> _Work to complete_
The entries below should be given again exactly, minus their pictures.

^^^^

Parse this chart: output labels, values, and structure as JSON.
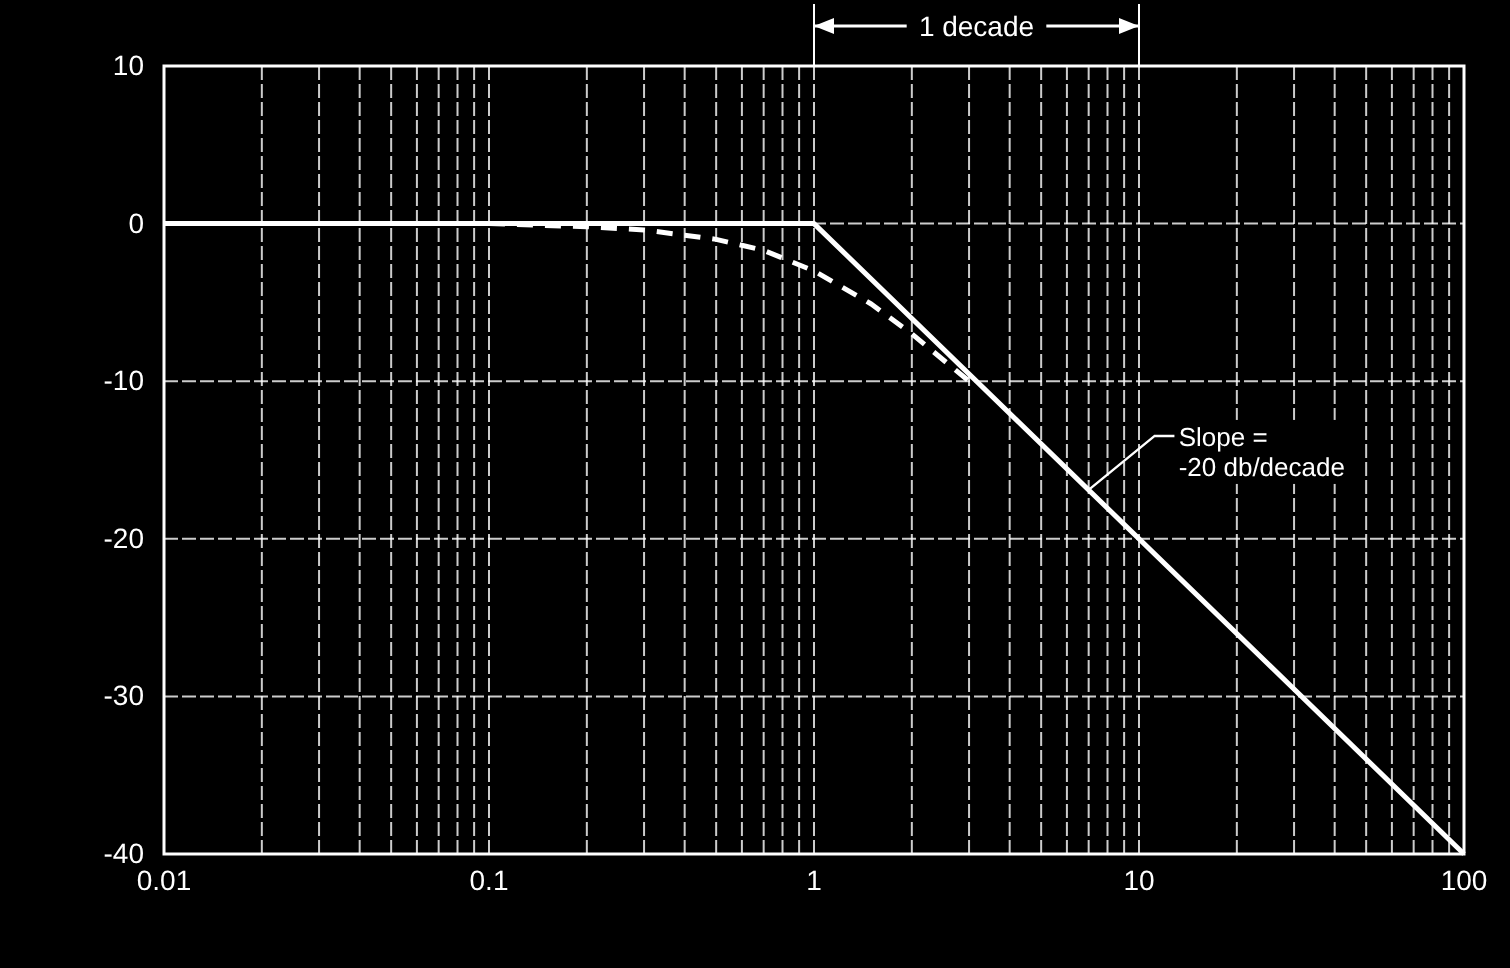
{
  "chart_data": {
    "type": "line",
    "log": "x",
    "grid": true,
    "marker": "none",
    "xlim": [
      0.01,
      100
    ],
    "ylim": [
      -40,
      10
    ],
    "xticks": [
      0.01,
      {
        "value": 0.02,
        "label": null
      },
      {
        "value": 0.03,
        "label": null
      },
      {
        "value": 0.04,
        "label": null
      },
      {
        "value": 0.05,
        "label": null
      },
      {
        "value": 0.06,
        "label": null
      },
      {
        "value": 0.07,
        "label": null
      },
      {
        "value": 0.08,
        "label": null
      },
      {
        "value": 0.09,
        "label": null
      },
      0.1,
      {
        "value": 0.2,
        "label": null
      },
      {
        "value": 0.3,
        "label": null
      },
      {
        "value": 0.4,
        "label": null
      },
      {
        "value": 0.5,
        "label": null
      },
      {
        "value": 0.6,
        "label": null
      },
      {
        "value": 0.7,
        "label": null
      },
      {
        "value": 0.8,
        "label": null
      },
      {
        "value": 0.9,
        "label": null
      },
      1,
      {
        "value": 2,
        "label": null
      },
      {
        "value": 3,
        "label": null
      },
      {
        "value": 4,
        "label": null
      },
      {
        "value": 5,
        "label": null
      },
      {
        "value": 6,
        "label": null
      },
      {
        "value": 7,
        "label": null
      },
      {
        "value": 8,
        "label": null
      },
      {
        "value": 9,
        "label": null
      },
      10,
      {
        "value": 20,
        "label": null
      },
      {
        "value": 30,
        "label": null
      },
      {
        "value": 40,
        "label": null
      },
      {
        "value": 50,
        "label": null
      },
      {
        "value": 60,
        "label": null
      },
      {
        "value": 70,
        "label": null
      },
      {
        "value": 80,
        "label": null
      },
      {
        "value": 90,
        "label": null
      },
      100
    ],
    "yticks": [
      10,
      0,
      -10,
      -20,
      -30,
      -40
    ],
    "series": [
      {
        "color": "#ffffff",
        "line_style": "solid",
        "x": [
          0.01,
          1,
          100
        ],
        "values": [
          0,
          0,
          -40
        ]
      },
      {
        "color": "#ffffff",
        "line_style": "dashed",
        "x": [
          0.1,
          0.2,
          0.3,
          0.5,
          0.7,
          1,
          1.5,
          2,
          3
        ],
        "values": [
          0,
          -0.2,
          -0.4,
          -1,
          -1.7,
          -3,
          -5.1,
          -7,
          -10
        ]
      }
    ],
    "annotations": [
      "1 decade",
      {
        "text": "Slope = -20 db/decade",
        "x": 7,
        "y": -16.9
      }
    ]
  }
}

^^^^

> _Output_
Parse this chart: output labels, values, and structure as JSON.
{
  "chart_data": {
    "type": "line",
    "log": "x",
    "grid": true,
    "marker": "none",
    "xlim": [
      0.01,
      100
    ],
    "ylim": [
      -40,
      10
    ],
    "xticks": [
      0.01,
      {
        "value": 0.02,
        "label": null
      },
      {
        "value": 0.03,
        "label": null
      },
      {
        "value": 0.04,
        "label": null
      },
      {
        "value": 0.05,
        "label": null
      },
      {
        "value": 0.06,
        "label": null
      },
      {
        "value": 0.07,
        "label": null
      },
      {
        "value": 0.08,
        "label": null
      },
      {
        "value": 0.09,
        "label": null
      },
      0.1,
      {
        "value": 0.2,
        "label": null
      },
      {
        "value": 0.3,
        "label": null
      },
      {
        "value": 0.4,
        "label": null
      },
      {
        "value": 0.5,
        "label": null
      },
      {
        "value": 0.6,
        "label": null
      },
      {
        "value": 0.7,
        "label": null
      },
      {
        "value": 0.8,
        "label": null
      },
      {
        "value": 0.9,
        "label": null
      },
      1,
      {
        "value": 2,
        "label": null
      },
      {
        "value": 3,
        "label": null
      },
      {
        "value": 4,
        "label": null
      },
      {
        "value": 5,
        "label": null
      },
      {
        "value": 6,
        "label": null
      },
      {
        "value": 7,
        "label": null
      },
      {
        "value": 8,
        "label": null
      },
      {
        "value": 9,
        "label": null
      },
      10,
      {
        "value": 20,
        "label": null
      },
      {
        "value": 30,
        "label": null
      },
      {
        "value": 40,
        "label": null
      },
      {
        "value": 50,
        "label": null
      },
      {
        "value": 60,
        "label": null
      },
      {
        "value": 70,
        "label": null
      },
      {
        "value": 80,
        "label": null
      },
      {
        "value": 90,
        "label": null
      },
      100
    ],
    "yticks": [
      10,
      0,
      -10,
      -20,
      -30,
      -40
    ],
    "series": [
      {
        "color": "#ffffff",
        "line_style": "solid",
        "x": [
          0.01,
          1,
          100
        ],
        "values": [
          0,
          0,
          -40
        ]
      },
      {
        "color": "#ffffff",
        "line_style": "dashed",
        "x": [
          0.1,
          0.2,
          0.3,
          0.5,
          0.7,
          1,
          1.5,
          2,
          3
        ],
        "values": [
          0,
          -0.2,
          -0.4,
          -1,
          -1.7,
          -3,
          -5.1,
          -7,
          -10
        ]
      }
    ],
    "annotations": [
      "1 decade",
      {
        "text": "Slope = -20 db/decade",
        "x": 7,
        "y": -16.9
      }
    ]
  }
}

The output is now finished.